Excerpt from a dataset
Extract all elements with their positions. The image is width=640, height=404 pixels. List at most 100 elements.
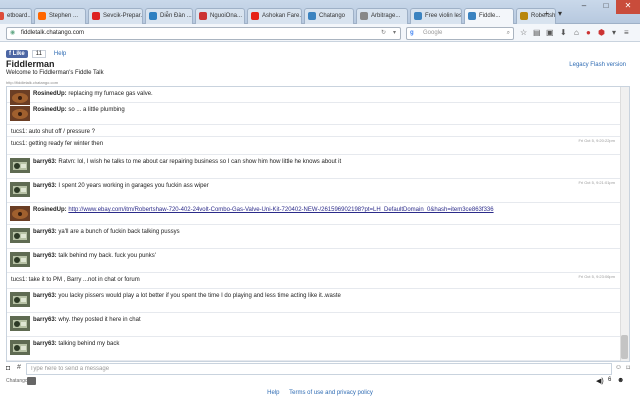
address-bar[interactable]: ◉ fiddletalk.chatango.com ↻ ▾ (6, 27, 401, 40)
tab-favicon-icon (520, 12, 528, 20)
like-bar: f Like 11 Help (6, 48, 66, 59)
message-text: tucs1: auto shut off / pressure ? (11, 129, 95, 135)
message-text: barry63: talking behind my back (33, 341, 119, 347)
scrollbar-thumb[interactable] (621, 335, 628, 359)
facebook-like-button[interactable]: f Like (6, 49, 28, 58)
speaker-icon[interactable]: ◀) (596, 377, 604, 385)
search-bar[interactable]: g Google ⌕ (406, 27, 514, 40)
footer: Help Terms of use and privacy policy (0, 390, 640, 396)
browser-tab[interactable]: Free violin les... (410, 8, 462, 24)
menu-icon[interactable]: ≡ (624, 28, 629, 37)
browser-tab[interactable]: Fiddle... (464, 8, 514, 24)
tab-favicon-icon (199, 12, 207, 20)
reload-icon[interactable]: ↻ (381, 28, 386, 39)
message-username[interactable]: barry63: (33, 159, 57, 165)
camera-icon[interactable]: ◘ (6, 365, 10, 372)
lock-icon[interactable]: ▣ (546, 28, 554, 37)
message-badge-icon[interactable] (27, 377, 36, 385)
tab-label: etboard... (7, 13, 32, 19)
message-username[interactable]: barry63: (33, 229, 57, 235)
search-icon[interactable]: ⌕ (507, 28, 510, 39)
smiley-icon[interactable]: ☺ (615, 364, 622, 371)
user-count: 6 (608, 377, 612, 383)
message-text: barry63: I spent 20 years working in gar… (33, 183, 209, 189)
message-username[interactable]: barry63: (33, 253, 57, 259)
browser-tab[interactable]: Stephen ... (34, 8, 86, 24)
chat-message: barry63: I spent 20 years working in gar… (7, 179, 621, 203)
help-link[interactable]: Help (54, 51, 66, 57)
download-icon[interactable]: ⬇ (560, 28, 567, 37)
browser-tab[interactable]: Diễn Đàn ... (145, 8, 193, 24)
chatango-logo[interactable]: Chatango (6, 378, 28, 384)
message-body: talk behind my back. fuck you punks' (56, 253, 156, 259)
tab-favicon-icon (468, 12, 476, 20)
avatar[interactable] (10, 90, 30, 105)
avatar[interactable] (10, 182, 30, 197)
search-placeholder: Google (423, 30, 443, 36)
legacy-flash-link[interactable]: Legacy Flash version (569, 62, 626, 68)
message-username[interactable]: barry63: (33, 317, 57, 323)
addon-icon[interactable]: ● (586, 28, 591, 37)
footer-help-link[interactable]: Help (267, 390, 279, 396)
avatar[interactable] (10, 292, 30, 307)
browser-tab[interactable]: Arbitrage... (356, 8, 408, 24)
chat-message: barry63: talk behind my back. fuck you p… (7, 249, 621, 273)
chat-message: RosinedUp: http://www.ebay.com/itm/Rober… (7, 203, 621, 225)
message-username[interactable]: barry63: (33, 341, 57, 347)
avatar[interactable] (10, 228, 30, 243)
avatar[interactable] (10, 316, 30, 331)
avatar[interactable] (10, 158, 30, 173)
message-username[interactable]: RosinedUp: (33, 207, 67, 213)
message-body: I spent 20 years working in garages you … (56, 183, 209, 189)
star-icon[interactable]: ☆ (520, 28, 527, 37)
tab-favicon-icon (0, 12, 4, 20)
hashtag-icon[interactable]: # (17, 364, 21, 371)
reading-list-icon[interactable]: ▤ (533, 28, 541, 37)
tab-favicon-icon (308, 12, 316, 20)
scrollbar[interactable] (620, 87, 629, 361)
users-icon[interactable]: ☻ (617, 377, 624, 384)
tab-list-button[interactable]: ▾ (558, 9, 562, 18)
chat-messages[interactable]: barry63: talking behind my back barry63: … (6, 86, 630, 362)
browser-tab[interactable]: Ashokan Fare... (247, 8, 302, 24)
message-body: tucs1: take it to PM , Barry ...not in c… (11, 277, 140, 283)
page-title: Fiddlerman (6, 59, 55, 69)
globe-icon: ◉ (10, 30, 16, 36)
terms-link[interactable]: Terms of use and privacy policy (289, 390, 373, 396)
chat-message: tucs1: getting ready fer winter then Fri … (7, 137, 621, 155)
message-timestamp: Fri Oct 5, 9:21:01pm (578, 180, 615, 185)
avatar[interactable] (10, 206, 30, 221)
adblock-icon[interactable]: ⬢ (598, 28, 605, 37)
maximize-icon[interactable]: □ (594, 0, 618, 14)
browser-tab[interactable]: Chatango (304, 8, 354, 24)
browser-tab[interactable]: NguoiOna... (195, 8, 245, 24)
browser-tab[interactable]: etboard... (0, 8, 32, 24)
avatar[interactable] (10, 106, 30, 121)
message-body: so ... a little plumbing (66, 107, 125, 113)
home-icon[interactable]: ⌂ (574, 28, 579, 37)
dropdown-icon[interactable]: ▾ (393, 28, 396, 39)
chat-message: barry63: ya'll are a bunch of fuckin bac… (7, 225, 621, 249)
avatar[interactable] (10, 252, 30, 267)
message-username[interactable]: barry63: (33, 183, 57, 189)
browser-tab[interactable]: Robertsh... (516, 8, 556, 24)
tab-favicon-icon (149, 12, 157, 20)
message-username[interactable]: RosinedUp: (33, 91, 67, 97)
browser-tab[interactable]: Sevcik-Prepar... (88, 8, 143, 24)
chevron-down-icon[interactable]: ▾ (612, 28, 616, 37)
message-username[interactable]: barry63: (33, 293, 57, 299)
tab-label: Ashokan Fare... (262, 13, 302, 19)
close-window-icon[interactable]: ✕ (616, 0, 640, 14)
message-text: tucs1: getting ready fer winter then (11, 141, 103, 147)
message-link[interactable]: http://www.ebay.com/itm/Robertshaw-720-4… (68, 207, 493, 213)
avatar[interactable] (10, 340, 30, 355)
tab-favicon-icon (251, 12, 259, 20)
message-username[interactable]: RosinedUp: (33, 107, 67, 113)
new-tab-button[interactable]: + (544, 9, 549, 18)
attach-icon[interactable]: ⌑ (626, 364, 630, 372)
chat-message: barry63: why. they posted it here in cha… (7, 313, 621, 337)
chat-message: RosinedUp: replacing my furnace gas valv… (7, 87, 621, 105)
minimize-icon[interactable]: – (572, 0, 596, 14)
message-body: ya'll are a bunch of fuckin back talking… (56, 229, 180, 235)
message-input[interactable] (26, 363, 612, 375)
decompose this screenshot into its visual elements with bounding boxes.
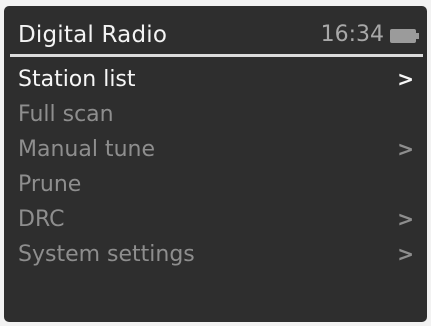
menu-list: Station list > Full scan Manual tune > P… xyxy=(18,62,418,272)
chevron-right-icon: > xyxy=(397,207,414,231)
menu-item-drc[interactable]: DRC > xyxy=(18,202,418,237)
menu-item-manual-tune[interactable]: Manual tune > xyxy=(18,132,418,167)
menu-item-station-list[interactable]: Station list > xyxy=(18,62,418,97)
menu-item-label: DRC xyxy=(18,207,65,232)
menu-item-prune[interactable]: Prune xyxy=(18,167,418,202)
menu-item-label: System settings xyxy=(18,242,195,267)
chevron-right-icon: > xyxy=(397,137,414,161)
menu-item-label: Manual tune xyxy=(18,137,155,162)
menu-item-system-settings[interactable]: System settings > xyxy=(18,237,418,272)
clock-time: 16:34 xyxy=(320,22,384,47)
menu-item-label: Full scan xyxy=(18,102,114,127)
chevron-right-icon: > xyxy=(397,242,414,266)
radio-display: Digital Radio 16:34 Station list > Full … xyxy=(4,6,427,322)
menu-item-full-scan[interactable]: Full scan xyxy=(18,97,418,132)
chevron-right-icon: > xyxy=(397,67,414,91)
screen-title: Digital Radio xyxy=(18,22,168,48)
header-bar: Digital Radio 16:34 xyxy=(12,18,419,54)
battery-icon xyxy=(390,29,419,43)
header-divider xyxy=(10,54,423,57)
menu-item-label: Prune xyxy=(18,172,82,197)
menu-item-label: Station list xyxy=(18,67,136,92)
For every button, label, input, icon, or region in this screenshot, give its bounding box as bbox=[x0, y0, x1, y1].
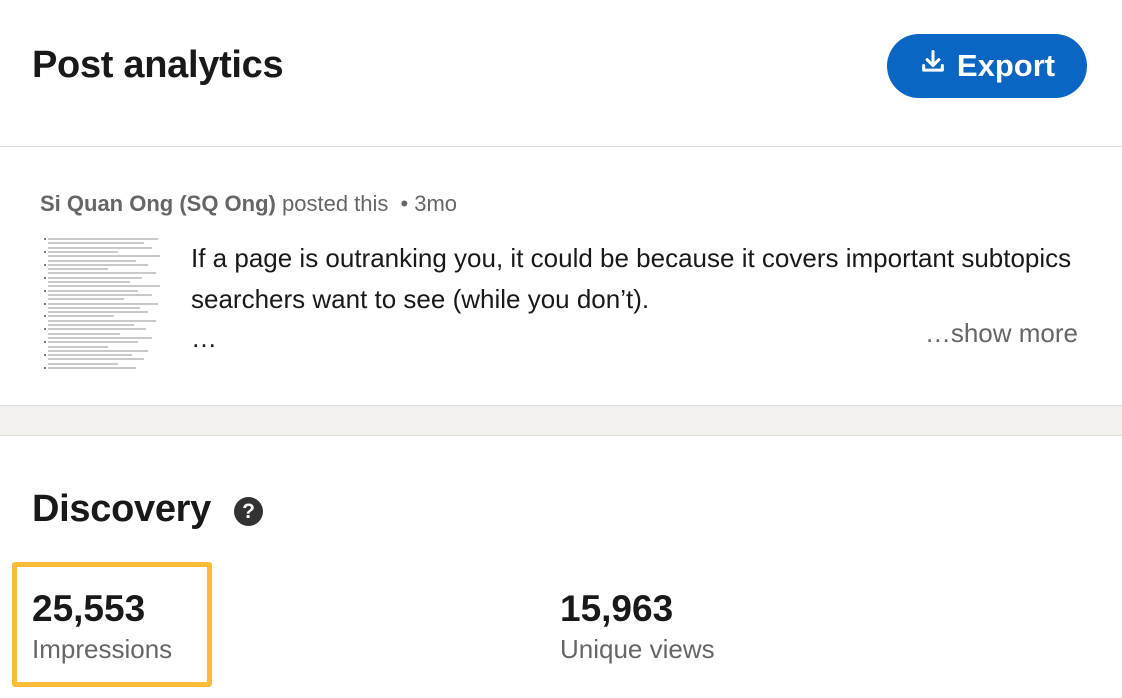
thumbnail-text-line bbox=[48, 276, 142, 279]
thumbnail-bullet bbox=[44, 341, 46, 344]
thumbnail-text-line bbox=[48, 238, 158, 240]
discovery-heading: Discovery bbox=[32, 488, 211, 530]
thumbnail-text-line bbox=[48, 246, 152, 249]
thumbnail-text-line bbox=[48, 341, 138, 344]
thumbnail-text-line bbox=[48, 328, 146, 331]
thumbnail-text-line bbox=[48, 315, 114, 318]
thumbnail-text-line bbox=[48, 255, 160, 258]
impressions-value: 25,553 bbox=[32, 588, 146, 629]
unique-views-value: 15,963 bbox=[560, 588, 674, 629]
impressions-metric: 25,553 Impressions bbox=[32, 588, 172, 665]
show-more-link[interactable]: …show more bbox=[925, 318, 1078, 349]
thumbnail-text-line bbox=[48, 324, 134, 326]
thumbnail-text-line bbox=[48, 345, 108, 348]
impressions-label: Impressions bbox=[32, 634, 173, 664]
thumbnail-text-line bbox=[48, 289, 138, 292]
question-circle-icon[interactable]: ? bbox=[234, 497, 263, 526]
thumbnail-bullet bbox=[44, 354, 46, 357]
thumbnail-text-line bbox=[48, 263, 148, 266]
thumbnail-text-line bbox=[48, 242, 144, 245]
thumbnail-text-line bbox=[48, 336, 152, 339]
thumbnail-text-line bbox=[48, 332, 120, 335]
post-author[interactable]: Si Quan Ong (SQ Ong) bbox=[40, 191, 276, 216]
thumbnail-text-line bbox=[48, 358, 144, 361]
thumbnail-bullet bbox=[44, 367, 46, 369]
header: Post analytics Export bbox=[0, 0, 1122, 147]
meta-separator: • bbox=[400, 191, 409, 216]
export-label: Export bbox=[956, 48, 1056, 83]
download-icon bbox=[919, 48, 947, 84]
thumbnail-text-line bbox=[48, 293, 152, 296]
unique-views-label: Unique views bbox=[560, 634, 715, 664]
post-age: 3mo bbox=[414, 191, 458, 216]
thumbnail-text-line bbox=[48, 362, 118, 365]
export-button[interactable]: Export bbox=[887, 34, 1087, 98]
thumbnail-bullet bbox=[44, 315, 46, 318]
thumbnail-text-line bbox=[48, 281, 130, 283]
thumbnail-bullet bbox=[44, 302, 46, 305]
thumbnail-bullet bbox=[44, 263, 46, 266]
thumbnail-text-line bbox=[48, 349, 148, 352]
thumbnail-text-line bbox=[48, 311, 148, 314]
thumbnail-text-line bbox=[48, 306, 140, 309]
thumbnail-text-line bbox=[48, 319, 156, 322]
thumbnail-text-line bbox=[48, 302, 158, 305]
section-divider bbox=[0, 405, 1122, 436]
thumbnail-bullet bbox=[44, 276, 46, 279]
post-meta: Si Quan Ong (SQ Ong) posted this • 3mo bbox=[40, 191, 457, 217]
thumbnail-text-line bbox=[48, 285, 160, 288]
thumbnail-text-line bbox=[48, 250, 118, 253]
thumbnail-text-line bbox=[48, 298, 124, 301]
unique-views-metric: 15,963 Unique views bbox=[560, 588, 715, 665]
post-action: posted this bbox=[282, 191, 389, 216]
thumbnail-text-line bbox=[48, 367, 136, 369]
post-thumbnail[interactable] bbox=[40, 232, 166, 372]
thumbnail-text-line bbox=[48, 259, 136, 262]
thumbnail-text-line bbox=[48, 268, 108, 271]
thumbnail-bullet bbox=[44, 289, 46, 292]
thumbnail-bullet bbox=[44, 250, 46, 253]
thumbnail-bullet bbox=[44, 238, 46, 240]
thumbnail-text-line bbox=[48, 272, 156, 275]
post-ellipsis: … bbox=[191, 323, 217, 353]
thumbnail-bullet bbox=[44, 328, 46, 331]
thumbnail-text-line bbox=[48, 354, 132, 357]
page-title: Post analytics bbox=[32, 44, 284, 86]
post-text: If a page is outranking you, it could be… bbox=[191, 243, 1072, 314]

Aim of the task:
Reproduce the lines of the listing unchanged, beginning at the line that contains "thumbnail-text-line bbox=[48, 276, 142, 279]" and stopping after the line that contains "impressions-value: 25,553 bbox=[32, 588, 146, 629]".

Final answer:
thumbnail-text-line bbox=[48, 276, 142, 279]
thumbnail-bullet bbox=[44, 341, 46, 344]
thumbnail-text-line bbox=[48, 238, 158, 240]
discovery-heading: Discovery bbox=[32, 488, 211, 530]
thumbnail-text-line bbox=[48, 246, 152, 249]
thumbnail-text-line bbox=[48, 341, 138, 344]
thumbnail-text-line bbox=[48, 328, 146, 331]
thumbnail-text-line bbox=[48, 315, 114, 318]
thumbnail-text-line bbox=[48, 255, 160, 258]
impressions-value: 25,553 bbox=[32, 588, 146, 629]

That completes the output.